SELECTED EXTRACT:
┏━━

WMV Music Web Log

Musical musings by Carl and guests

Tuesday, July 31, 2007

OK, a blog about technique (piano technique, that is). So, I used to hear other piano students play astonishingly well, and feel quite abashed. What I was responding to was often a kind of physical grace, agility, elegance, and power, which I didn't see myself as particularly having at the piano. (Why didn't I give up? That's another story). So I think technique is precisely this grace, this physical joy in the process in all its big and little gestures. And technique is about joy in the feeling in your own body in relation to the making of the music. And I remember gratefully now these young people and how beautifully they made music, according to their own most natural and graceful way. So it was not that I had no intrinsic grace and elegance - it was that I had not yet discovered or understood how to cherish my own. There is a lot of forgiveness involved! But there is also an exhilarating permission.

Oh, by the way, check out this video (and cakeyoo's other videos): http://www.youtube.com/watch?v=ZGgYSere2QE

And this one: http://www.youtube.com/watch?v=ZvcQ2BnkYxg&mode=user&search=


Cool! The 2nd movement of the Stravinsky Sonata has an accompaniment figure which sounds just like spitting. Suits my mood.


It is all very depressing. A public funding peer review panel that apparently thinks our chamber music concerts are "insular" and don't serve the public, because we draw an average audience of 80 people. In NY that would be considered a pretty good crowd for a chamber music concert. The hall only seats 100-120, and we have had as many as 131. Furthermore, they feel that our artist fees are far too high - too high!! We barely pay union scale. I am depressed beyond words.


The most important lessons I have learned, however, come from an almost 40 year association with my artist wife, Marilyn Banner. She goes into her studio every day before a blank canvas, and makes and unmakes work drawing directly from an inner muse. This is quite a humbling thing for an artist. I have learned that when the muse is not there, it is just not there. It has its own rhythms and moods and seasons, and there is no way you can force it or fake it. If I sit down to the piano and nothing sounds right, I just get up. I can plan all I want to, but if a piece of music does not want to be played, it won't be.

┗━━

OBJECTIVE:
Answer these from the music blog above:
(a) Which movement of the Stravinsky Sonata has an accompaniment figure that sounds like spitting?
(b) What average audience do the chamber music concerts draw?
(c) What is the name of the artist wife mentioned in the last entry?

PROVIDED RECORDS:
┏━━

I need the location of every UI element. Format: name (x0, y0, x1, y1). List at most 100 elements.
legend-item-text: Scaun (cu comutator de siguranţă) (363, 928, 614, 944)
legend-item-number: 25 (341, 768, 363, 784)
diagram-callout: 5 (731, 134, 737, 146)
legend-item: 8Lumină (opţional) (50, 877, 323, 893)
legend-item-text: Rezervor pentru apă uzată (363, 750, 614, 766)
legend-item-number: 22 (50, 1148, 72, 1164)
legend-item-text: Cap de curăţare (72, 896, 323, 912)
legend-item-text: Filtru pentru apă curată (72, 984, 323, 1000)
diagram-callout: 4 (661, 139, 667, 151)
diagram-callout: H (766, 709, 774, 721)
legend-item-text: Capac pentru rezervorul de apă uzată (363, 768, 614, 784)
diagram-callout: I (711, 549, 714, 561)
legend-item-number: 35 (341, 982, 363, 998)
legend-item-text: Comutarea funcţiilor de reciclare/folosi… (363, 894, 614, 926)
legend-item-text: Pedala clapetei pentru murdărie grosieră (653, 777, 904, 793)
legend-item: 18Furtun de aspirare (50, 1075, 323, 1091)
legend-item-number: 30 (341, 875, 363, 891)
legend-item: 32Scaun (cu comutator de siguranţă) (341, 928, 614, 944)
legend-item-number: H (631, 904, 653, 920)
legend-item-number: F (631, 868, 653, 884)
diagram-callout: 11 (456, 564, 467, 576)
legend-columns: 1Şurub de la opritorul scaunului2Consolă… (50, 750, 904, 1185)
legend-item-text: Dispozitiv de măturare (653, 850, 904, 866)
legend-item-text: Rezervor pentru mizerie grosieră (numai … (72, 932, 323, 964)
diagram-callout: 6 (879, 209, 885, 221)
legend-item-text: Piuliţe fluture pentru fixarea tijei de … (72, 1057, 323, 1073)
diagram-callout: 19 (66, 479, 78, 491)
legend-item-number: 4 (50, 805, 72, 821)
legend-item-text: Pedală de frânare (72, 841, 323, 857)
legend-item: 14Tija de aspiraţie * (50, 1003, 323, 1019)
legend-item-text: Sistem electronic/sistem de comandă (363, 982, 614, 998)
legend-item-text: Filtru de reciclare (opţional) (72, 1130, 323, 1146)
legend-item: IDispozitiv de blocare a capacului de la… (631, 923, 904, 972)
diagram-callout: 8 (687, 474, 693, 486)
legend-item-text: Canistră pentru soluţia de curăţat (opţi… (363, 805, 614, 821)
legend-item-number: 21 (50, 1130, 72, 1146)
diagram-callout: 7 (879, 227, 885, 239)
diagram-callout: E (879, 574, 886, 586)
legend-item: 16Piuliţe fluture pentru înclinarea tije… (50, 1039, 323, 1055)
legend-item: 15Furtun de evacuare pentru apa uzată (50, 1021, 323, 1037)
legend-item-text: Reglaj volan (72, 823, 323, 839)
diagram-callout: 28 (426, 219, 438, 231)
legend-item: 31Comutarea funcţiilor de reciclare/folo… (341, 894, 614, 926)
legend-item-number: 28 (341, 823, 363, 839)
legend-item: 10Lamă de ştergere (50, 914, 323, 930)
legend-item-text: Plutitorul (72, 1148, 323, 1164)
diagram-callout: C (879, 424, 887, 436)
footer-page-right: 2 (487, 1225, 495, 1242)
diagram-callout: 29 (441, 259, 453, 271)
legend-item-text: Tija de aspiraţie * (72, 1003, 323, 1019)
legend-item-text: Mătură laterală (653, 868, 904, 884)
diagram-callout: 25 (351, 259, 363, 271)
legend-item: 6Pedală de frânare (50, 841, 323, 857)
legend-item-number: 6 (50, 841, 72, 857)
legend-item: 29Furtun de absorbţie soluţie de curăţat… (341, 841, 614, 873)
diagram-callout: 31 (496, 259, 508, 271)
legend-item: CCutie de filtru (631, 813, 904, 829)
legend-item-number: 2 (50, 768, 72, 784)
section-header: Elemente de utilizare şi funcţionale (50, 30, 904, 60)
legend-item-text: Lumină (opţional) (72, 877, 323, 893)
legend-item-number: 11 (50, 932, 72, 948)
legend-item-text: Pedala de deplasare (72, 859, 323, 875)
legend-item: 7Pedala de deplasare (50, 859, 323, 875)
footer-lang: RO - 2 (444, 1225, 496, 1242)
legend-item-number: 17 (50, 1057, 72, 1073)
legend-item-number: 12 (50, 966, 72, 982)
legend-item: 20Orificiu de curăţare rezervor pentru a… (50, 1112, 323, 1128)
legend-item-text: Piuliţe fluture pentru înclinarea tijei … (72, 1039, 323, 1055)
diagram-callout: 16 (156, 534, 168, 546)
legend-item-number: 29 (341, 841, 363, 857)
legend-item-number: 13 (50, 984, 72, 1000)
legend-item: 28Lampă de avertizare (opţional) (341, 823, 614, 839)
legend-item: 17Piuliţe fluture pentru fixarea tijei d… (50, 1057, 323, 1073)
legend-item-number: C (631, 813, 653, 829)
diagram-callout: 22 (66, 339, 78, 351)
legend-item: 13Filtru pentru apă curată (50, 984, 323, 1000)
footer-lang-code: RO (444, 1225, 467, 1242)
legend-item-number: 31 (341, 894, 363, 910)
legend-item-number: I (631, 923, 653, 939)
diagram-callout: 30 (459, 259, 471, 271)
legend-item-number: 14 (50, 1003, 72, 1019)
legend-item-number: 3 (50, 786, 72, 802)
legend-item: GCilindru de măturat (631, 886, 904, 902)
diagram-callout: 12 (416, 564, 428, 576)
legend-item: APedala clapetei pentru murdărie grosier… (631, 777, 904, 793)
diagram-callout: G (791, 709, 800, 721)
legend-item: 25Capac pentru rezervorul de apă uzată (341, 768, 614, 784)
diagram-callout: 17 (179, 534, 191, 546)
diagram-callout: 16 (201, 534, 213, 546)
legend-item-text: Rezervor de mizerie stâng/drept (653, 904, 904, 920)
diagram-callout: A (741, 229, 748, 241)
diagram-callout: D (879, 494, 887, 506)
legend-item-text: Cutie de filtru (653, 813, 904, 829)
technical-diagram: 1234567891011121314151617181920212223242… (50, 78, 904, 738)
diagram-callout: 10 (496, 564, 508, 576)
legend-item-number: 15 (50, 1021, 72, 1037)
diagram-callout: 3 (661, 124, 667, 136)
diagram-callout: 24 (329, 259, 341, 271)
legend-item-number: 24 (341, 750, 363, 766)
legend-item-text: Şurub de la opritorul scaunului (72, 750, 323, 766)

┗━━

TASK ANSWER:
(a) The 2nd movement
(b) 80 people
(c) Marilyn Banner